# TASK PROMPT
Reproduce the material verbatim, from its first line up to and including the line with "good-rank-cell: 6 [717, 318, 820, 354]".

[Layout annotation data]
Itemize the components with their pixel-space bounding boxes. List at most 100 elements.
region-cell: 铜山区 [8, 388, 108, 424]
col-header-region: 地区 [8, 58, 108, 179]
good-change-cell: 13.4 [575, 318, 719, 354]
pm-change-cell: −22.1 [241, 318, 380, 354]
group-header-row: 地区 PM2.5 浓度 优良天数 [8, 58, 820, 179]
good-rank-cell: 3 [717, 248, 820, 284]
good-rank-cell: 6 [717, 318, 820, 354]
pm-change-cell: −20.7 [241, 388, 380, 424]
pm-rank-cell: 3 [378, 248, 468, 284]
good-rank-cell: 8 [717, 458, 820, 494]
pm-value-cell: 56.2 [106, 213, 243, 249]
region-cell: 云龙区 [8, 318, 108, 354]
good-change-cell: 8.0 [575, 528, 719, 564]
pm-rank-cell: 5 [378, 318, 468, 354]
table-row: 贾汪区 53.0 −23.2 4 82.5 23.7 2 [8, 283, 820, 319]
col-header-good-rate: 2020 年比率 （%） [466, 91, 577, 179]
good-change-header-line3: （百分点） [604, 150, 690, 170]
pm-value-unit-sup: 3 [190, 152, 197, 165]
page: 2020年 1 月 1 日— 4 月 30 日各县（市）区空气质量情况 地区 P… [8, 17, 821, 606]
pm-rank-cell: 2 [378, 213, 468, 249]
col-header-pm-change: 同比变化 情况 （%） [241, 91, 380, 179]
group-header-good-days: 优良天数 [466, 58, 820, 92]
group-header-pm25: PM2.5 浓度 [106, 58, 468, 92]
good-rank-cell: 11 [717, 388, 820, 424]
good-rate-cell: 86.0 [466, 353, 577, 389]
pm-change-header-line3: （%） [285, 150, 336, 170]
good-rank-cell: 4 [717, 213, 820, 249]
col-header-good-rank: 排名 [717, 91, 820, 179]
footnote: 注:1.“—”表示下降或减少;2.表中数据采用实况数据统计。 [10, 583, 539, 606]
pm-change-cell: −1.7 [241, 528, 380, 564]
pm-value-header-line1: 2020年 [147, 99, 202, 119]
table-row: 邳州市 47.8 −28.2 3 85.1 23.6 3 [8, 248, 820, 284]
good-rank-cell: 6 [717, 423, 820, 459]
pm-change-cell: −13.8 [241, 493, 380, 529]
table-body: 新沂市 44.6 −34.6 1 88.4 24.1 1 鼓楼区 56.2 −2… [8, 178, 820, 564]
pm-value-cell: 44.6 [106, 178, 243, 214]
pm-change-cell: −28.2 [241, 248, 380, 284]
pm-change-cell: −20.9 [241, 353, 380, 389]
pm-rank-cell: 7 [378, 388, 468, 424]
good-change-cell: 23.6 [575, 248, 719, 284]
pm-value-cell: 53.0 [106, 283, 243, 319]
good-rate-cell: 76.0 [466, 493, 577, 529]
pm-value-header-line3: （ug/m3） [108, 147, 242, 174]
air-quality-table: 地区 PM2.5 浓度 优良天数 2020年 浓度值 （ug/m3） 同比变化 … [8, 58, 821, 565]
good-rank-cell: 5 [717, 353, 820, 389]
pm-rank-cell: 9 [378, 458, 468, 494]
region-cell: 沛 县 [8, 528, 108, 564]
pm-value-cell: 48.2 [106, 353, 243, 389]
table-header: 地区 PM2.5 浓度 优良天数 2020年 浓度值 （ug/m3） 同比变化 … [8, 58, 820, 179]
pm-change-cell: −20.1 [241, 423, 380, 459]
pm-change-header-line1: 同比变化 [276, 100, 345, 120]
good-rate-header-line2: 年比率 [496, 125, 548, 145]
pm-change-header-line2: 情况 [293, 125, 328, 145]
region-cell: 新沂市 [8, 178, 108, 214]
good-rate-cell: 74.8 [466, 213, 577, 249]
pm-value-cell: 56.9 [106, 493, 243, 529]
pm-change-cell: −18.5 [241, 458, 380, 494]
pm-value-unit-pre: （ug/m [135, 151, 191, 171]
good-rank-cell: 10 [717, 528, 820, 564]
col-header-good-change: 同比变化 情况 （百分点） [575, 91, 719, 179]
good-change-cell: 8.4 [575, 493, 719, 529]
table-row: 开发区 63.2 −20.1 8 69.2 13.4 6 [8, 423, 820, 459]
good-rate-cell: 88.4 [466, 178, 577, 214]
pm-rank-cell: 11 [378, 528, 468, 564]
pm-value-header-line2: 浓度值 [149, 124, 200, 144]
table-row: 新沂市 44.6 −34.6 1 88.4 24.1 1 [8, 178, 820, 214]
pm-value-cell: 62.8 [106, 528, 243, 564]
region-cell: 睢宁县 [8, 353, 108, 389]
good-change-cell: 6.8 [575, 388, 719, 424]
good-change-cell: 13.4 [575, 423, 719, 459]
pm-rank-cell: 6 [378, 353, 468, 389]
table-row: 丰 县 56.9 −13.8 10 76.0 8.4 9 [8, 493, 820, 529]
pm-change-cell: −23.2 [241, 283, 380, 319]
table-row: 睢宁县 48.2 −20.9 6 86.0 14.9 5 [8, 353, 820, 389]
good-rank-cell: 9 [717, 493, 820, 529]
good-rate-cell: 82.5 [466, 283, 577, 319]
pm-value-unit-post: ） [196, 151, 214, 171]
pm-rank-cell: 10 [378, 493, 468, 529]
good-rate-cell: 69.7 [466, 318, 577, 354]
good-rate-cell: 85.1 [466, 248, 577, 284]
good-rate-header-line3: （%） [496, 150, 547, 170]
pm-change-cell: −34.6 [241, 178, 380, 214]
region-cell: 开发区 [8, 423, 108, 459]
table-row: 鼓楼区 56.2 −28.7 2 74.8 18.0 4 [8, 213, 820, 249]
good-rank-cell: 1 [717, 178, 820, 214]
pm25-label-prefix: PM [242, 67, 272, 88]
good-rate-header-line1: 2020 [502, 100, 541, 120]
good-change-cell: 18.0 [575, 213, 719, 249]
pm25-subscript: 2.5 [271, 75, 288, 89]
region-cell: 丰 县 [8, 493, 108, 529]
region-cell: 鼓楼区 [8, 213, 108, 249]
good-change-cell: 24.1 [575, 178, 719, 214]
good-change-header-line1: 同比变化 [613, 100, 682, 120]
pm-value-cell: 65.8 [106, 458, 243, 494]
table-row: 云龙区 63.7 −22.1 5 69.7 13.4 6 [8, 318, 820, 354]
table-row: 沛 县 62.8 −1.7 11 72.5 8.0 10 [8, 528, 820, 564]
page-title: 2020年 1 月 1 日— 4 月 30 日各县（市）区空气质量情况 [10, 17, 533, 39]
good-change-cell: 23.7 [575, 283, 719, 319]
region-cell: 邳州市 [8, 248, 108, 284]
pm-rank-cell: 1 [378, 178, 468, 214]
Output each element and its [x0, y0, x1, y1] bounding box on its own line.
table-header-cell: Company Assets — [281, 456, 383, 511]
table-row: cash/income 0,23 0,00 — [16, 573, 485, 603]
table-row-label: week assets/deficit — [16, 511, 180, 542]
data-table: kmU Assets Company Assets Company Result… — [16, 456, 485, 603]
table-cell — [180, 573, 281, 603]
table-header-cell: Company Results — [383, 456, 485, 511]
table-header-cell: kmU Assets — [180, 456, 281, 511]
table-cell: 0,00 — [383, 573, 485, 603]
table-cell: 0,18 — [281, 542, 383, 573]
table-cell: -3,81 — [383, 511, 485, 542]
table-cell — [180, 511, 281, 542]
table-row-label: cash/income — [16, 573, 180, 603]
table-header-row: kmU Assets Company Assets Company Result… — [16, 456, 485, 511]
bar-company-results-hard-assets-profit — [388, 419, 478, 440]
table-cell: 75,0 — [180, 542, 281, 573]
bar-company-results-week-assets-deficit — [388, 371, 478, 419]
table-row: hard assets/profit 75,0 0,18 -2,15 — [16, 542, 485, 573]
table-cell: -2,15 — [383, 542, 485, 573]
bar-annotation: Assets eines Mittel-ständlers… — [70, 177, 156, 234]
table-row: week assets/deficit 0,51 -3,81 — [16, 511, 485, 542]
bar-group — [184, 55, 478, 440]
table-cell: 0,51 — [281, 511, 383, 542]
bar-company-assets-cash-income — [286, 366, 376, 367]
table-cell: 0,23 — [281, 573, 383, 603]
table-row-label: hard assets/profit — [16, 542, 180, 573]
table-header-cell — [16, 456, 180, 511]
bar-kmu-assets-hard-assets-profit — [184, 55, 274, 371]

# PROBLEM SOLUTION
Itemize the components with their pixel-space bounding boxes. List at most 100 elements.
region-cell: 铜山区 [8, 388, 108, 424]
col-header-region: 地区 [8, 58, 108, 179]
good-change-cell: 13.4 [575, 318, 719, 354]
pm-change-cell: −22.1 [241, 318, 380, 354]
group-header-row: 地区 PM2.5 浓度 优良天数 [8, 58, 820, 179]
good-rank-cell: 3 [717, 248, 820, 284]
good-rank-cell: 6 [717, 318, 820, 354]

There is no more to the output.